_WRITTEN INSTRUCTION_
Produce an exact copy of the lines from the line that contains "Read this page and output its text content." to the end of the listing below.

Dataset items
^^^^^^^^^^^^^^^^

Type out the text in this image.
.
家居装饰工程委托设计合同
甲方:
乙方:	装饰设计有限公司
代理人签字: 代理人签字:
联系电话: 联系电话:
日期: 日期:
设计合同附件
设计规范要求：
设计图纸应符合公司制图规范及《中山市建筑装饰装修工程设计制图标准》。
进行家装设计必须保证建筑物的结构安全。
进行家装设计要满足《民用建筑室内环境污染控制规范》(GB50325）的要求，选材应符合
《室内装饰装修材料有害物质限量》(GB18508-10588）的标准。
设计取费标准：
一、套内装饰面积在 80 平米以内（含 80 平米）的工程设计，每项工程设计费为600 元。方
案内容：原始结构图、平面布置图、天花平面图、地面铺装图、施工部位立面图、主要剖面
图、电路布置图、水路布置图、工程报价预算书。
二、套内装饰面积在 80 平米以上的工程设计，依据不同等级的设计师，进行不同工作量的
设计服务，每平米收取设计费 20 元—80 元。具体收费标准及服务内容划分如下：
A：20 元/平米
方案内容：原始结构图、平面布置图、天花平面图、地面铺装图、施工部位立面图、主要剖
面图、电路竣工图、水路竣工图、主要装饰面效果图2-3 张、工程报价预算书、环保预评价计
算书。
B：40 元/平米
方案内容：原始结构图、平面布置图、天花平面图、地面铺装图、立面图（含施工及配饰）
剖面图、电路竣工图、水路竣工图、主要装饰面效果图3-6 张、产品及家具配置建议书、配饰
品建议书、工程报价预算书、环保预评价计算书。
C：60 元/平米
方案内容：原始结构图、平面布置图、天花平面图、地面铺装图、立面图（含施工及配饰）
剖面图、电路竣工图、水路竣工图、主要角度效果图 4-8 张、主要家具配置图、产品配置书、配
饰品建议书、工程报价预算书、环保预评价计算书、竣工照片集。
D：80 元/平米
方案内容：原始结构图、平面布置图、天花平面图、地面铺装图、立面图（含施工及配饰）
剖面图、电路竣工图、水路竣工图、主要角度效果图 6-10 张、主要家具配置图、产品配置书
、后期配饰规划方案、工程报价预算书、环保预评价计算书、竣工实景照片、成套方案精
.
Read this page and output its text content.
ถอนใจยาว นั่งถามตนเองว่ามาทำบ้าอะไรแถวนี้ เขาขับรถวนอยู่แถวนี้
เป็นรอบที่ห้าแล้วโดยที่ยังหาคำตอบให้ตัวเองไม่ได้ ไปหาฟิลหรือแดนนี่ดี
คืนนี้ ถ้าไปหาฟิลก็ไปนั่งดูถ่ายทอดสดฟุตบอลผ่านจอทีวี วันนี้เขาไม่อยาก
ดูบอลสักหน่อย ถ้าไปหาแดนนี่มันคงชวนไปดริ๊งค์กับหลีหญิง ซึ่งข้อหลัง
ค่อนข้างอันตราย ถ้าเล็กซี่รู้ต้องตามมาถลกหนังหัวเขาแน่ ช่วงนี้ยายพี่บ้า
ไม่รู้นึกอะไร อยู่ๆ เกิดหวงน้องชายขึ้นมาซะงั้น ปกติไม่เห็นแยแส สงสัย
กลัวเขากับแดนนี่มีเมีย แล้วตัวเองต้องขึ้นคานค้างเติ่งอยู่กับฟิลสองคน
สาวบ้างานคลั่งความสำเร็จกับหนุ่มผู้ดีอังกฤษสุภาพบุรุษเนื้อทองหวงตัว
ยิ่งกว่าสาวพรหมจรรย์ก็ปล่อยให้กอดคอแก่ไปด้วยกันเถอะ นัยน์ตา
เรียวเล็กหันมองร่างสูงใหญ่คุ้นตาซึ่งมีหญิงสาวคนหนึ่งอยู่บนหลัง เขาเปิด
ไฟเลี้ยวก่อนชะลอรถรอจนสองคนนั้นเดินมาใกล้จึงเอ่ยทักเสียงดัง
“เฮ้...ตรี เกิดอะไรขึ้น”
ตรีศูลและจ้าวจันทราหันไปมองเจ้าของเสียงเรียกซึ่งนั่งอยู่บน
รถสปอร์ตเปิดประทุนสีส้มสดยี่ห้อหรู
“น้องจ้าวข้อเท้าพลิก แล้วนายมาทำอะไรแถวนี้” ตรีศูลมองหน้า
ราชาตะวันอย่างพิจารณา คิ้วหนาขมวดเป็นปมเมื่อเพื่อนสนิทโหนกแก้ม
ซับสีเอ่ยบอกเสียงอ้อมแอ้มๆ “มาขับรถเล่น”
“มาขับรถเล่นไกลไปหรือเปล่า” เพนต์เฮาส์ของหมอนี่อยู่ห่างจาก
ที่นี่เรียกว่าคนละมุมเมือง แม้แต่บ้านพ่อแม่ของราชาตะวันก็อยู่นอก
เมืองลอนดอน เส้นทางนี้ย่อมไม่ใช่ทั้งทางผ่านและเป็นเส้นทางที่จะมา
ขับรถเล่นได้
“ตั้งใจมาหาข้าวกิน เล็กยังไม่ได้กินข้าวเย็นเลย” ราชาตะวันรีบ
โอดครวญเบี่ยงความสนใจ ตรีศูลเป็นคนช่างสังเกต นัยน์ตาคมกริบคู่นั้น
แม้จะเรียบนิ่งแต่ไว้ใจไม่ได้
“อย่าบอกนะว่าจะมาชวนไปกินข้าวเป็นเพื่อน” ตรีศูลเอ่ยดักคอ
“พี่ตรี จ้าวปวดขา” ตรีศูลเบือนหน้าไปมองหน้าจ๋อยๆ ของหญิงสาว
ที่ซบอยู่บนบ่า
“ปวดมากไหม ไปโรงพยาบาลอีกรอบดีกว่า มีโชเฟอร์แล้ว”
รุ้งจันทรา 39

^^^^^^^^^^^^^^^^

_SOLVED EXERCISE_
Read this page and output its text content.
ถอนใจยาว นั่งถามตนเองว่ามาทำบ้าอะไรแถวนี้ เขาขับรถวนอยู่แถวนี้
เป็นรอบที่ห้าแล้วโดยที่ยังหาคำตอบให้ตัวเองไม่ได้ ไปหาฟิลหรือแดนนี่ดี
คืนนี้ ถ้าไปหาฟิลก็ไปนั่งดูถ่ายทอดสดฟุตบอลผ่านจอทีวี วันนี้เขาไม่อยาก
ดูบอลสักหน่อย ถ้าไปหาแดนนี่มันคงชวนไปดริ๊งค์กับหลีหญิง ซึ่งข้อหลัง
ค่อนข้างอันตราย ถ้าเล็กซี่รู้ต้องตามมาถลกหนังหัวเขาแน่ ช่วงนี้ยายพี่บ้า
ไม่รู้นึกอะไร อยู่ๆ เกิดหวงน้องชายขึ้นมาซะงั้น ปกติไม่เห็นแยแส สงสัย
กลัวเขากับแดนนี่มีเมีย แล้วตัวเองต้องขึ้นคานค้างเติ่งอยู่กับฟิลสองคน
สาวบ้างานคลั่งความสำเร็จกับหนุ่มผู้ดีอังกฤษสุภาพบุรุษเนื้อทองหวงตัว
ยิ่งกว่าสาวพรหมจรรย์ก็ปล่อยให้กอดคอแก่ไปด้วยกันเถอะ นัยน์ตา
เรียวเล็กหันมองร่างสูงใหญ่คุ้นตาซึ่งมีหญิงสาวคนหนึ่งอยู่บนหลัง เขาเปิด
ไฟเลี้ยวก่อนชะลอรถรอจนสองคนนั้นเดินมาใกล้จึงเอ่ยทักเสียงดัง
“เฮ้...ตรี เกิดอะไรขึ้น”
ตรีศูลและจ้าวจันทราหันไปมองเจ้าของเสียงเรียกซึ่งนั่งอยู่บน
รถสปอร์ตเปิดประทุนสีส้มสดยี่ห้อหรู
“น้องจ้าวข้อเท้าพลิก แล้วนายมาทำอะไรแถวนี้” ตรีศูลมองหน้า
ราชาตะวันอย่างพิจารณา คิ้วหนาขมวดเป็นปมเมื่อเพื่อนสนิทโหนกแก้ม
ซับสีเอ่ยบอกเสียงอ้อมแอ้มๆ “มาขับรถเล่น”
“มาขับรถเล่นไกลไปหรือเปล่า” เพนต์เฮาส์ของหมอนี่อยู่ห่างจาก
ที่นี่เรียกว่าคนละมุมเมือง แม้แต่บ้านพ่อแม่ของราชาตะวันก็อยู่นอก
เมืองลอนดอน เส้นทางนี้ย่อมไม่ใช่ทั้งทางผ่านและเป็นเส้นทางที่จะมา
ขับรถเล่นได้
“ตั้งใจมาหาข้าวกิน เล็กยังไม่ได้กินข้าวเย็นเลย” ราชาตะวันรีบ
โอดครวญเบี่ยงความสนใจ ตรีศูลเป็นคนช่างสังเกต นัยน์ตาคมกริบคู่นั้น
แม้จะเรียบนิ่งแต่ไว้ใจไม่ได้
“อย่าบอกนะว่าจะมาชวนไปกินข้าวเป็นเพื่อน” ตรีศูลเอ่ยดักคอ
“พี่ตรี จ้าวปวดขา” ตรีศูลเบือนหน้าไปมองหน้าจ๋อยๆ ของหญิงสาว
ที่ซบอยู่บนบ่า
“ปวดมากไหม ไปโรงพยาบาลอีกรอบดีกว่า มีโชเฟอร์แล้ว”
รุ้งจันทรา 39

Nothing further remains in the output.